Written exercise: Check each line of the listing for the word "mostrava" and give only the number of lines that have it.

Data excerpts:
** START **
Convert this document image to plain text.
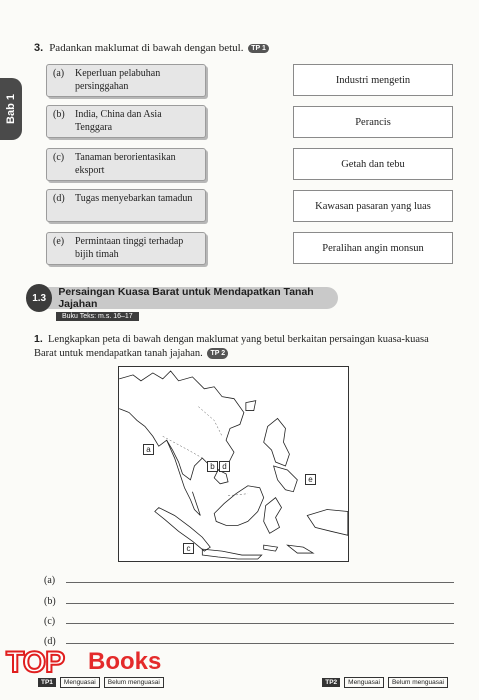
Bab 1
3. Padankan maklumat di bawah dengan betul. TP 1
(a)	Keperluan pelabuhan persinggahan
(b)	India, China dan Asia Tenggara
(c)	Tanaman berorientasikan eksport
(d)	Tugas menyebarkan tamadun
(e)	Permintaan tinggi terhadap bijih timah
Industri mengetin
Perancis
Getah dan tebu
Kawasan pasaran yang luas
Peralihan angin monsun
1.3	Persaingan Kuasa Barat untuk Mendapatkan Tanah Jajahan
Buku Teks: m.s. 16–17
1. Lengkapkan peta di bawah dengan maklumat yang betul berkaitan persaingan kuasa-kuasa Barat untuk mendapatkan tanah jajahan. TP 2
a
b d
e
c
(a)
(b)
(c)
(d)
TP1	Menguasai	Belum menguasai	TP2	Menguasai	Belum menguasai
TOP Books
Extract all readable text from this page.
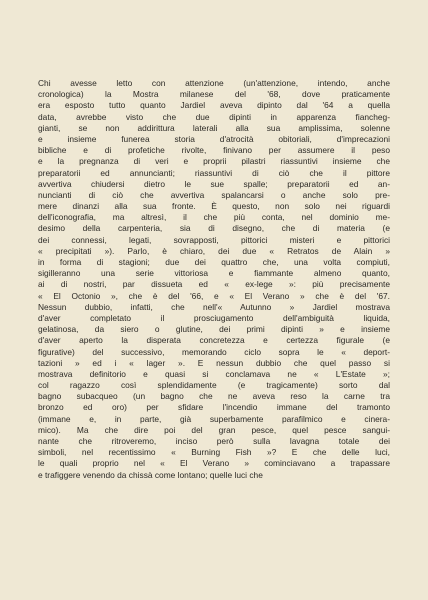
Chi avesse letto con attenzione (un'attenzione, intendo, anche
cronologica) la Mostra milanese del '68, dove praticamente
era esposto tutto quanto Jardiel aveva dipinto dal '64 a quella
data, avrebbe visto che due dipinti in apparenza fiancheg-
gianti, se non addirittura laterali alla sua amplissima, solenne
e insieme funerea storia d'atrocità obitoriali, d'imprecazioni
bibliche e di profetiche rivolte, finivano per assumere il peso
e la pregnanza di veri e proprii pilastri riassuntivi insieme che
preparatorii ed annuncianti; riassuntivi di ciò che il pittore
avvertiva chiudersi dietro le sue spalle; preparatorii ed an-
nuncianti di ciò che avvertiva spalancarsi o anche solo pre-
mere dinanzi alla sua fronte. È questo, non solo nei riguardi
dell'iconografia, ma altresì, il che più conta, nel dominio me-
desimo della carpenteria, sia di disegno, che di materia (e
dei connessi, legati, sovrapposti, pittorici misteri e pittorici
« precipitati »). Parlo, è chiaro, dei due « Retratos de Alain »
in forma di stagioni; due dei quattro che, una volta compiuti,
sigilleranno una serie vittoriosa e fiammante almeno quanto,
ai di nostri, par dissueta ed « ex-lege »: più precisamente
« El Octonio », che è del '66, e « El Verano » che è del '67.
Nessun dubbio, infatti, che nell'« Autunno » Jardiel mostrava
d'aver completato il prosciugamento dell'ambiguità liquida,
gelatinosa, da siero o glutine, dei primi dipinti » e insieme
d'aver aperto la disperata concretezza e certezza figurale (e
figurative) del successivo, memorando ciclo sopra le « deport-
tazioni » ed i « lager ». E nessun dubbio che quel passo si
mostrava definitorio e quasi si conclamava ne « L'Estate »;
col ragazzo così splendidamente (e tragicamente) sorto dal
bagno subacqueo (un bagno che ne aveva reso la carne tra
bronzo ed oro) per sfidare l'incendio immane del tramonto
(immane e, in parte, già superbamente parafilmico e cinera-
mico). Ma che dire poi del gran pesce, quel pesce sangui-
nante che ritroveremo, inciso però sulla lavagna totale dei
simboli, nel recentissimo « Burning Fish »? E che delle luci,
le quali proprio nel « El Verano » cominciavano a trapassare
e trafiggere venendo da chissà come lontano; quelle luci che
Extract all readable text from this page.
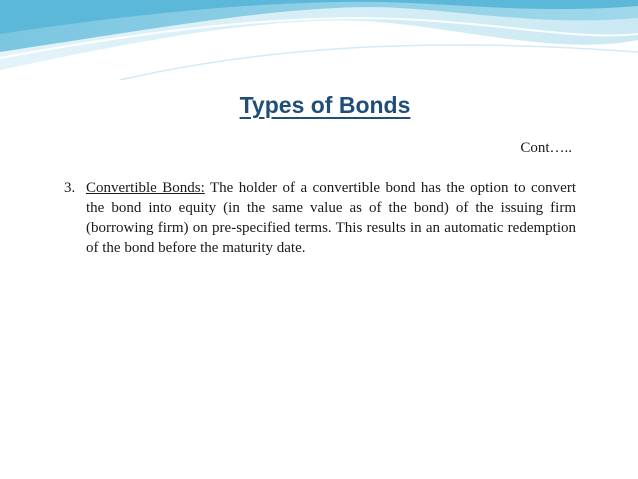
Types of Bonds
Cont…..
3. Convertible Bonds: The holder of a convertible bond has the option to convert the bond into equity (in the same value as of the bond) of the issuing firm (borrowing firm) on pre-specified terms. This results in an automatic redemption of the bond before the maturity date.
** END **
Exercise output: 2